Go through the listing below and list every line with "offset".

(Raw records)
* * *

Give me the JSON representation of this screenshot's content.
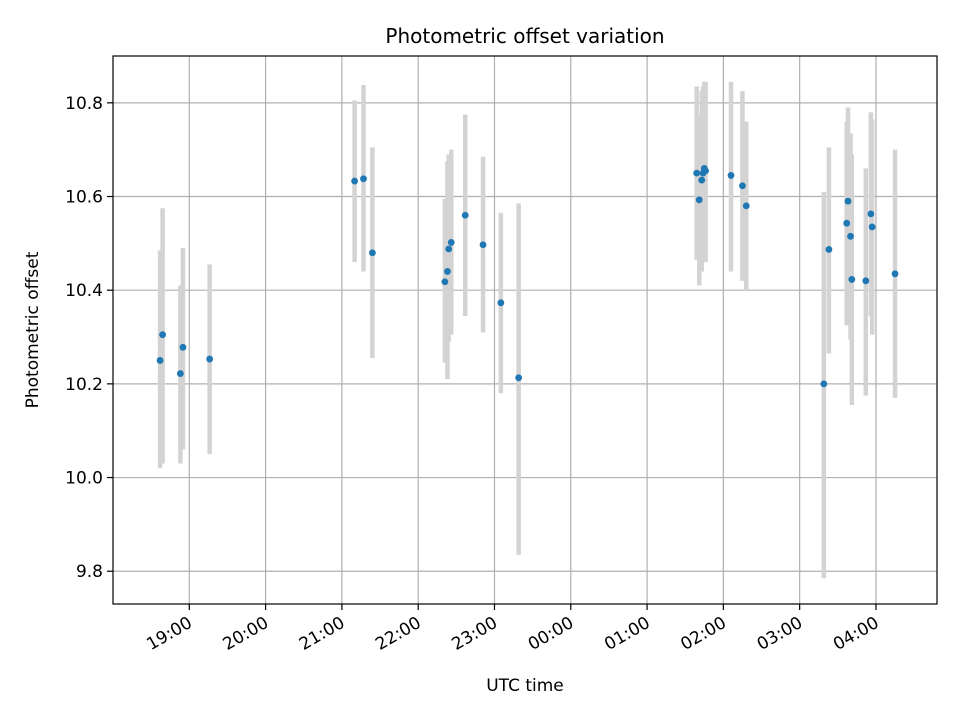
{
  "chart_data": {
    "type": "scatter",
    "title": "Photometric offset variation",
    "xlabel": "UTC time",
    "ylabel": "Photometric offset",
    "x_ticks": [
      "19:00",
      "20:00",
      "21:00",
      "22:00",
      "23:00",
      "00:00",
      "01:00",
      "02:00",
      "03:00",
      "04:00"
    ],
    "y_ticks": [
      "9.8",
      "10.0",
      "10.2",
      "10.4",
      "10.6",
      "10.8"
    ],
    "y_tick_values": [
      9.8,
      10.0,
      10.2,
      10.4,
      10.6,
      10.8
    ],
    "xlim_hours": [
      18.0,
      4.8
    ],
    "ylim": [
      9.73,
      10.9
    ],
    "grid": true,
    "colors": {
      "points": "#1f77b4",
      "errorbars": "#d3d3d3",
      "grid": "#b0b0b0"
    },
    "points": [
      {
        "time": "18:37",
        "y": 10.25,
        "err_low": 10.02,
        "err_high": 10.485
      },
      {
        "time": "18:39",
        "y": 10.305,
        "err_low": 10.03,
        "err_high": 10.575
      },
      {
        "time": "18:53",
        "y": 10.222,
        "err_low": 10.03,
        "err_high": 10.41
      },
      {
        "time": "18:55",
        "y": 10.278,
        "err_low": 10.06,
        "err_high": 10.49
      },
      {
        "time": "19:16",
        "y": 10.253,
        "err_low": 10.05,
        "err_high": 10.455
      },
      {
        "time": "21:10",
        "y": 10.633,
        "err_low": 10.46,
        "err_high": 10.805
      },
      {
        "time": "21:17",
        "y": 10.638,
        "err_low": 10.44,
        "err_high": 10.838
      },
      {
        "time": "21:24",
        "y": 10.48,
        "err_low": 10.255,
        "err_high": 10.705
      },
      {
        "time": "22:21",
        "y": 10.418,
        "err_low": 10.245,
        "err_high": 10.595
      },
      {
        "time": "22:23",
        "y": 10.44,
        "err_low": 10.21,
        "err_high": 10.675
      },
      {
        "time": "22:24",
        "y": 10.488,
        "err_low": 10.29,
        "err_high": 10.69
      },
      {
        "time": "22:26",
        "y": 10.502,
        "err_low": 10.305,
        "err_high": 10.7
      },
      {
        "time": "22:37",
        "y": 10.56,
        "err_low": 10.345,
        "err_high": 10.775
      },
      {
        "time": "22:51",
        "y": 10.497,
        "err_low": 10.31,
        "err_high": 10.685
      },
      {
        "time": "23:05",
        "y": 10.373,
        "err_low": 10.18,
        "err_high": 10.565
      },
      {
        "time": "23:19",
        "y": 10.213,
        "err_low": 9.835,
        "err_high": 10.585
      },
      {
        "time": "01:39",
        "y": 10.65,
        "err_low": 10.465,
        "err_high": 10.835
      },
      {
        "time": "01:41",
        "y": 10.593,
        "err_low": 10.41,
        "err_high": 10.775
      },
      {
        "time": "01:43",
        "y": 10.635,
        "err_low": 10.44,
        "err_high": 10.825
      },
      {
        "time": "01:44",
        "y": 10.65,
        "err_low": 10.46,
        "err_high": 10.835
      },
      {
        "time": "01:45",
        "y": 10.66,
        "err_low": 10.47,
        "err_high": 10.845
      },
      {
        "time": "01:46",
        "y": 10.655,
        "err_low": 10.46,
        "err_high": 10.845
      },
      {
        "time": "02:06",
        "y": 10.645,
        "err_low": 10.44,
        "err_high": 10.845
      },
      {
        "time": "02:15",
        "y": 10.623,
        "err_low": 10.42,
        "err_high": 10.825
      },
      {
        "time": "02:18",
        "y": 10.58,
        "err_low": 10.4,
        "err_high": 10.76
      },
      {
        "time": "03:19",
        "y": 10.2,
        "err_low": 9.785,
        "err_high": 10.61
      },
      {
        "time": "03:23",
        "y": 10.487,
        "err_low": 10.265,
        "err_high": 10.705
      },
      {
        "time": "03:37",
        "y": 10.543,
        "err_low": 10.325,
        "err_high": 10.76
      },
      {
        "time": "03:38",
        "y": 10.59,
        "err_low": 10.385,
        "err_high": 10.79
      },
      {
        "time": "03:40",
        "y": 10.515,
        "err_low": 10.295,
        "err_high": 10.735
      },
      {
        "time": "03:41",
        "y": 10.423,
        "err_low": 10.155,
        "err_high": 10.69
      },
      {
        "time": "03:52",
        "y": 10.42,
        "err_low": 10.175,
        "err_high": 10.66
      },
      {
        "time": "03:56",
        "y": 10.563,
        "err_low": 10.345,
        "err_high": 10.78
      },
      {
        "time": "03:57",
        "y": 10.535,
        "err_low": 10.305,
        "err_high": 10.765
      },
      {
        "time": "04:15",
        "y": 10.435,
        "err_low": 10.17,
        "err_high": 10.7
      }
    ]
  }
}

* * *

* [Solution for this exercise]:
    "title": "Photometric offset variation",
    "ylabel": "Photometric offset",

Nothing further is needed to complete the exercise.